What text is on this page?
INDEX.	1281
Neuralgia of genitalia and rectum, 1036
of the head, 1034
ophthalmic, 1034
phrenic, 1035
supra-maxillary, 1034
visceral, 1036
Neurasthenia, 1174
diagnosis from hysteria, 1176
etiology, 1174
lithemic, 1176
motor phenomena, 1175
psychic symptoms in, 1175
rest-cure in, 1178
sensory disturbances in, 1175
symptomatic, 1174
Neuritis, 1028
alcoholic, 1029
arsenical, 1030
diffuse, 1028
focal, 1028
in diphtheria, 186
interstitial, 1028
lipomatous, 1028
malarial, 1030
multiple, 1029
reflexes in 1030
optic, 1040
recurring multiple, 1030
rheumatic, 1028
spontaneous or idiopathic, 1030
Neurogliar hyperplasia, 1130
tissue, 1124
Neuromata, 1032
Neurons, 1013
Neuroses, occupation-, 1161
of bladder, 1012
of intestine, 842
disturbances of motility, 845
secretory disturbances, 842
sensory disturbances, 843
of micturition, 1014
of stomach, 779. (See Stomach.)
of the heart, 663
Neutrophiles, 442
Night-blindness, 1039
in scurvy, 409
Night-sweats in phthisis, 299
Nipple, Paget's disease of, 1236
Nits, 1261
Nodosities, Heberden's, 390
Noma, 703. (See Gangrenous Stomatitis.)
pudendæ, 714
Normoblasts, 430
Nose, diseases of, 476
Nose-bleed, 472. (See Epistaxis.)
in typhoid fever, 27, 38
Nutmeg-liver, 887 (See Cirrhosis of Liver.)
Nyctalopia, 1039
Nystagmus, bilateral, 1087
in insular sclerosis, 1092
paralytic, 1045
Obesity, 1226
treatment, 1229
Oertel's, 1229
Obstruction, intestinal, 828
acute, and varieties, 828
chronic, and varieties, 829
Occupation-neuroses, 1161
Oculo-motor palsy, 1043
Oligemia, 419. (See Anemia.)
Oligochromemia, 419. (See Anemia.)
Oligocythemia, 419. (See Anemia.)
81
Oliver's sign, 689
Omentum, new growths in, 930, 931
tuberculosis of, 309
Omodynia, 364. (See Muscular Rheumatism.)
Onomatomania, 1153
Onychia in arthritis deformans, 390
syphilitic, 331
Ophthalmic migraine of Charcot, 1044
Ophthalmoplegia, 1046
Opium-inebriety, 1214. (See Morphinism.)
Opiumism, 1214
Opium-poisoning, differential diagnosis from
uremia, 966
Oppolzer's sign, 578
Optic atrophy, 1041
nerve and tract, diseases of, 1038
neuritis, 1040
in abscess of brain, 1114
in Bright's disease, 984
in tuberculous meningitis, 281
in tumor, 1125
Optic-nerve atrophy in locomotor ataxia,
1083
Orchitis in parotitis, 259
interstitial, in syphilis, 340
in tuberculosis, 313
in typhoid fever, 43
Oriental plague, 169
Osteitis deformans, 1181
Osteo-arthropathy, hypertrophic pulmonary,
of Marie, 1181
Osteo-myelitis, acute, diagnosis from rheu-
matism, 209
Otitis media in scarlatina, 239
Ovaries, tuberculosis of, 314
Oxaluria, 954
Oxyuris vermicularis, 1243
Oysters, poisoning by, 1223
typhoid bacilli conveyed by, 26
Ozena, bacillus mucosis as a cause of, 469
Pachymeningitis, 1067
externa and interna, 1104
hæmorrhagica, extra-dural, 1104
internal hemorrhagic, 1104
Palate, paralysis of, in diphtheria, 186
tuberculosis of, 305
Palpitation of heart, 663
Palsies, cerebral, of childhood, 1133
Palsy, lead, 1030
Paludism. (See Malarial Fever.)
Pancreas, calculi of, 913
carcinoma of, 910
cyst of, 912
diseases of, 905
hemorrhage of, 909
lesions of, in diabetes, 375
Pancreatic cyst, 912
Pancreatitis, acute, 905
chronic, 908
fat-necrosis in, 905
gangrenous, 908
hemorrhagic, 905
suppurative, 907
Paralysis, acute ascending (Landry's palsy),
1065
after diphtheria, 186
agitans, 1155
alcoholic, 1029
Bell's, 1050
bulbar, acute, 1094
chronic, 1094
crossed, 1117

● ● ● ● ● ● ●

:: Exercise objective ::
Transcribe each record exactly. Leave nothing out.

:: Problem solution ::
What text is on this page?
INDEX.	1281
Neuralgia of genitalia and rectum, 1036
of the head, 1034
ophthalmic, 1034
phrenic, 1035
supra-maxillary, 1034
visceral, 1036
Neurasthenia, 1174
diagnosis from hysteria, 1176
etiology, 1174
lithemic, 1176
motor phenomena, 1175
psychic symptoms in, 1175
rest-cure in, 1178
sensory disturbances in, 1175
symptomatic, 1174
Neuritis, 1028
alcoholic, 1029
arsenical, 1030
diffuse, 1028
focal, 1028
in diphtheria, 186
interstitial, 1028
lipomatous, 1028
malarial, 1030
multiple, 1029
reflexes in 1030
optic, 1040
recurring multiple, 1030
rheumatic, 1028
spontaneous or idiopathic, 1030
Neurogliar hyperplasia, 1130
tissue, 1124
Neuromata, 1032
Neurons, 1013
Neuroses, occupation-, 1161
of bladder, 1012
of intestine, 842
disturbances of motility, 845
secretory disturbances, 842
sensory disturbances, 843
of micturition, 1014
of stomach, 779. (See Stomach.)
of the heart, 663
Neutrophiles, 442
Night-blindness, 1039
in scurvy, 409
Night-sweats in phthisis, 299
Nipple, Paget's disease of, 1236
Nits, 1261
Nodosities, Heberden's, 390
Noma, 703. (See Gangrenous Stomatitis.)
pudendæ, 714
Normoblasts, 430
Nose, diseases of, 476
Nose-bleed, 472. (See Epistaxis.)
in typhoid fever, 27, 38
Nutmeg-liver, 887 (See Cirrhosis of Liver.)
Nyctalopia, 1039
Nystagmus, bilateral, 1087
in insular sclerosis, 1092
paralytic, 1045
Obesity, 1226
treatment, 1229
Oertel's, 1229
Obstruction, intestinal, 828
acute, and varieties, 828
chronic, and varieties, 829
Occupation-neuroses, 1161
Oculo-motor palsy, 1043
Oligemia, 419. (See Anemia.)
Oligochromemia, 419. (See Anemia.)
Oligocythemia, 419. (See Anemia.)
81
Oliver's sign, 689
Omentum, new growths in, 930, 931
tuberculosis of, 309
Omodynia, 364. (See Muscular Rheumatism.)
Onomatomania, 1153
Onychia in arthritis deformans, 390
syphilitic, 331
Ophthalmic migraine of Charcot, 1044
Ophthalmoplegia, 1046
Opium-inebriety, 1214. (See Morphinism.)
Opiumism, 1214
Opium-poisoning, differential diagnosis from
uremia, 966
Oppolzer's sign, 578
Optic atrophy, 1041
nerve and tract, diseases of, 1038
neuritis, 1040
in abscess of brain, 1114
in Bright's disease, 984
in tuberculous meningitis, 281
in tumor, 1125
Optic-nerve atrophy in locomotor ataxia,
1083
Orchitis in parotitis, 259
interstitial, in syphilis, 340
in tuberculosis, 313
in typhoid fever, 43
Oriental plague, 169
Osteitis deformans, 1181
Osteo-arthropathy, hypertrophic pulmonary,
of Marie, 1181
Osteo-myelitis, acute, diagnosis from rheu-
matism, 209
Otitis media in scarlatina, 239
Ovaries, tuberculosis of, 314
Oxaluria, 954
Oxyuris vermicularis, 1243
Oysters, poisoning by, 1223
typhoid bacilli conveyed by, 26
Ozena, bacillus mucosis as a cause of, 469
Pachymeningitis, 1067
externa and interna, 1104
hæmorrhagica, extra-dural, 1104
internal hemorrhagic, 1104
Palate, paralysis of, in diphtheria, 186
tuberculosis of, 305
Palpitation of heart, 663
Palsies, cerebral, of childhood, 1133
Palsy, lead, 1030
Paludism. (See Malarial Fever.)
Pancreas, calculi of, 913
carcinoma of, 910
cyst of, 912
diseases of, 905
hemorrhage of, 909
lesions of, in diabetes, 375
Pancreatic cyst, 912
Pancreatitis, acute, 905
chronic, 908
fat-necrosis in, 905
gangrenous, 908
hemorrhagic, 905
suppurative, 907
Paralysis, acute ascending (Landry's palsy),
1065
after diphtheria, 186
agitans, 1155
alcoholic, 1029
Bell's, 1050
bulbar, acute, 1094
chronic, 1094
crossed, 1117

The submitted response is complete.